Every line below that holds the string "name" should be copied out.

━━━ DATA LINES ━━━

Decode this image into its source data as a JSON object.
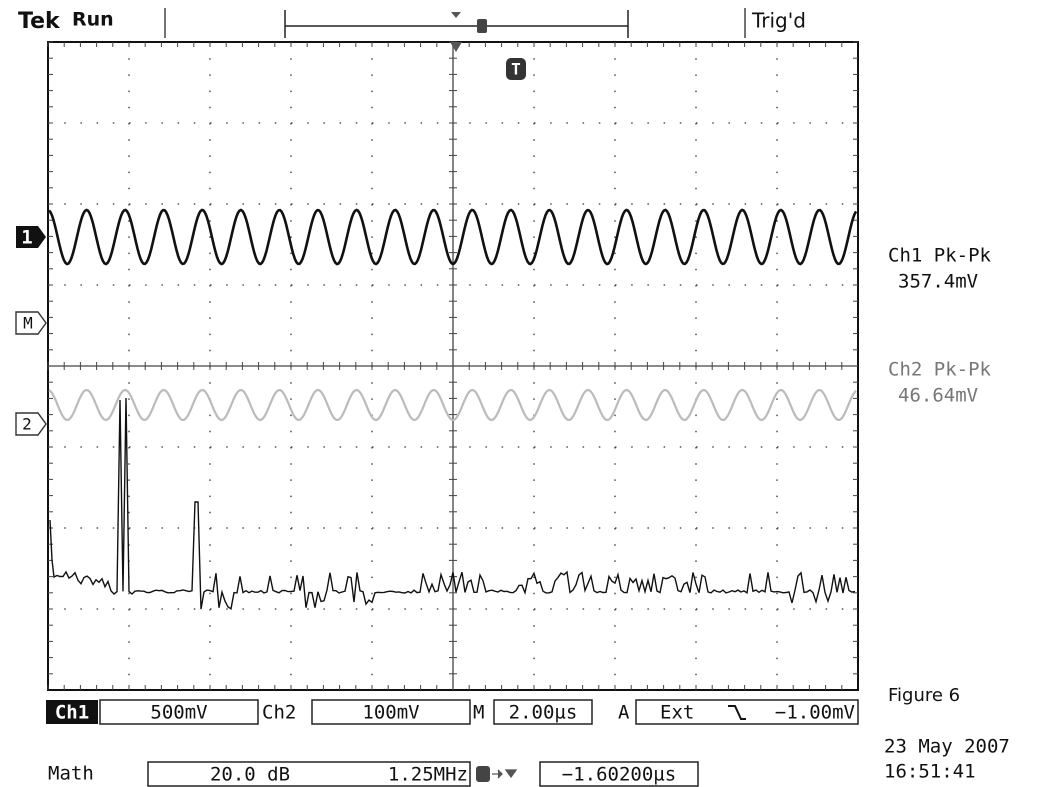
{
  "header": {
    "brand": "Tek",
    "status": "Run",
    "trigger_state": "Trig'd"
  },
  "markers": {
    "ch1": "1",
    "math": "M",
    "ch2": "2",
    "trigger": "T"
  },
  "measurements": [
    {
      "label": "Ch1 Pk-Pk",
      "value": "357.4mV"
    },
    {
      "label": "Ch2 Pk-Pk",
      "value": "46.64mV"
    }
  ],
  "settings": {
    "ch1_label": "Ch1",
    "ch1_scale": "500mV",
    "ch2_label": "Ch2",
    "ch2_scale": "100mV",
    "time_label": "M",
    "time_scale": "2.00µs",
    "trigger_label": "A",
    "trigger_source": "Ext",
    "trigger_level": "−1.00mV"
  },
  "math": {
    "label": "Math",
    "scale": "20.0 dB",
    "span": "1.25MHz",
    "position": "−1.60200µs"
  },
  "caption": "Figure 6",
  "date": "23 May 2007",
  "time": "16:51:41"
}
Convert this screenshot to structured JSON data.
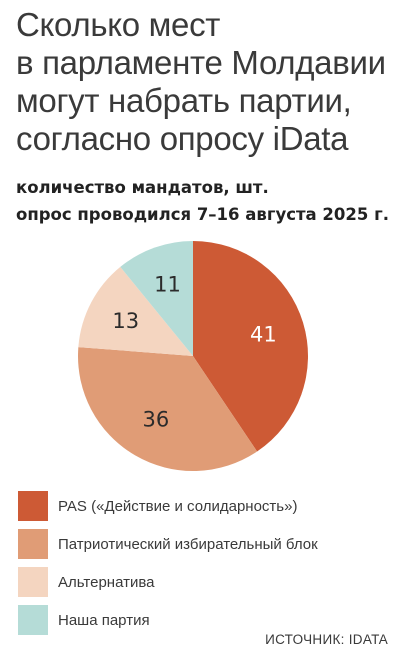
{
  "header": {
    "title_lines": [
      "Сколько мест",
      "в парламенте Молдавии",
      "могут набрать партии,",
      "согласно опросу iData"
    ],
    "subtitle_lines": [
      "количество мандатов, шт.",
      "опрос проводился 7–16 августа 2025 г."
    ]
  },
  "chart_data": {
    "type": "pie",
    "start_angle_deg": 0,
    "direction": "clockwise",
    "slices": [
      {
        "name": "PAS («Действие и солидарность»)",
        "value": 41,
        "color": "#cd5a35",
        "label_color": "#ffffff"
      },
      {
        "name": "Патриотический избирательный блок",
        "value": 36,
        "color": "#e09c76",
        "label_color": "#2b2b2b"
      },
      {
        "name": "Альтернатива",
        "value": 13,
        "color": "#f4d5c0",
        "label_color": "#2b2b2b"
      },
      {
        "name": "Наша партия",
        "value": 11,
        "color": "#b5dcd7",
        "label_color": "#2b2b2b"
      }
    ]
  },
  "source": "ИСТОЧНИК: IDATA"
}
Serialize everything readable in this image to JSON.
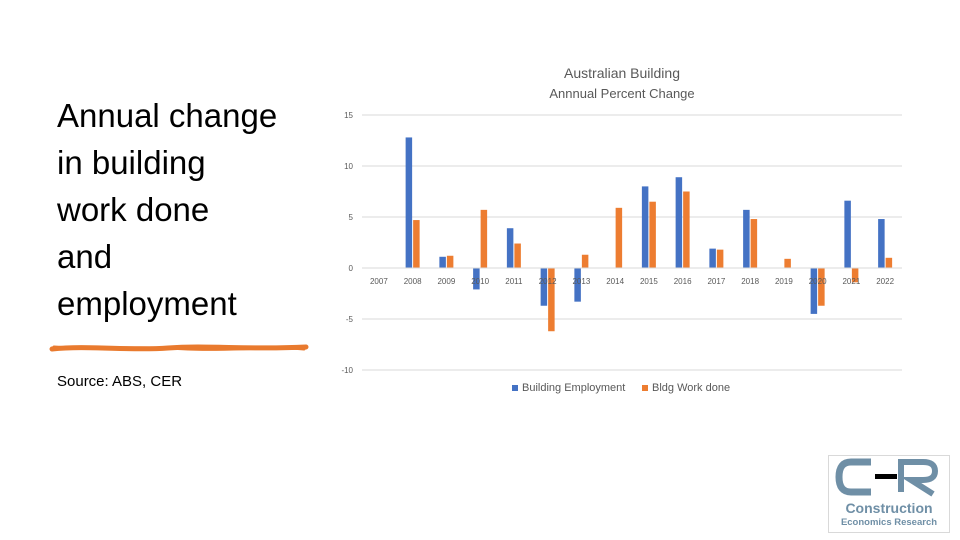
{
  "slide": {
    "title_lines": [
      "Annual change",
      "in building",
      "work done",
      "and",
      "employment"
    ],
    "source": "Source: ABS, CER",
    "accent_color": "#E97A2E"
  },
  "logo": {
    "mark": "CER",
    "name": "Construction",
    "subtitle": "Economics Research"
  },
  "chart_data": {
    "type": "bar",
    "title": "Australian Building",
    "subtitle": "Annnual Percent Change",
    "xlabel": "",
    "ylabel": "",
    "ylim": [
      -10,
      15
    ],
    "yticks": [
      15,
      10,
      5,
      0,
      -5,
      -10
    ],
    "grid": true,
    "legend_position": "bottom",
    "categories": [
      "2007",
      "2008",
      "2009",
      "2010",
      "2011",
      "2012",
      "2013",
      "2014",
      "2015",
      "2016",
      "2017",
      "2018",
      "2019",
      "2020",
      "2021",
      "2022"
    ],
    "series": [
      {
        "name": "Building Employment",
        "color": "#4472C4",
        "values": [
          0,
          12.8,
          1.1,
          -2.1,
          3.9,
          -3.7,
          -3.3,
          0,
          8.0,
          8.9,
          1.9,
          5.7,
          0,
          -4.5,
          6.6,
          4.8
        ]
      },
      {
        "name": "Bldg Work done",
        "color": "#ED7D31",
        "values": [
          0,
          4.7,
          1.2,
          5.7,
          2.4,
          -6.2,
          1.3,
          5.9,
          6.5,
          7.5,
          1.8,
          4.8,
          0.9,
          -3.7,
          -1.4,
          1.0
        ]
      }
    ]
  }
}
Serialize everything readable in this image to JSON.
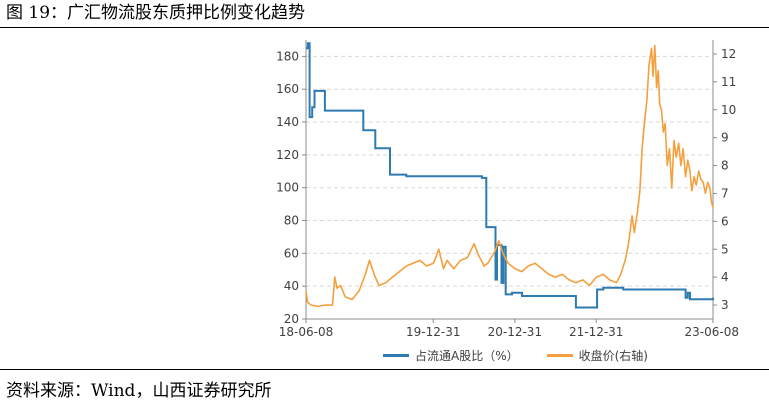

━━━

* ANSWER BELOW *
        "name": "PAS («Действие и солидарность»)",
        "name": "Патриотический избирательный блок",
        "name": "Альтернатива",
        "name": "Наша партия",
    "name": "Construction",
        "name": "Building Employment",
        "name": "Bldg Work done",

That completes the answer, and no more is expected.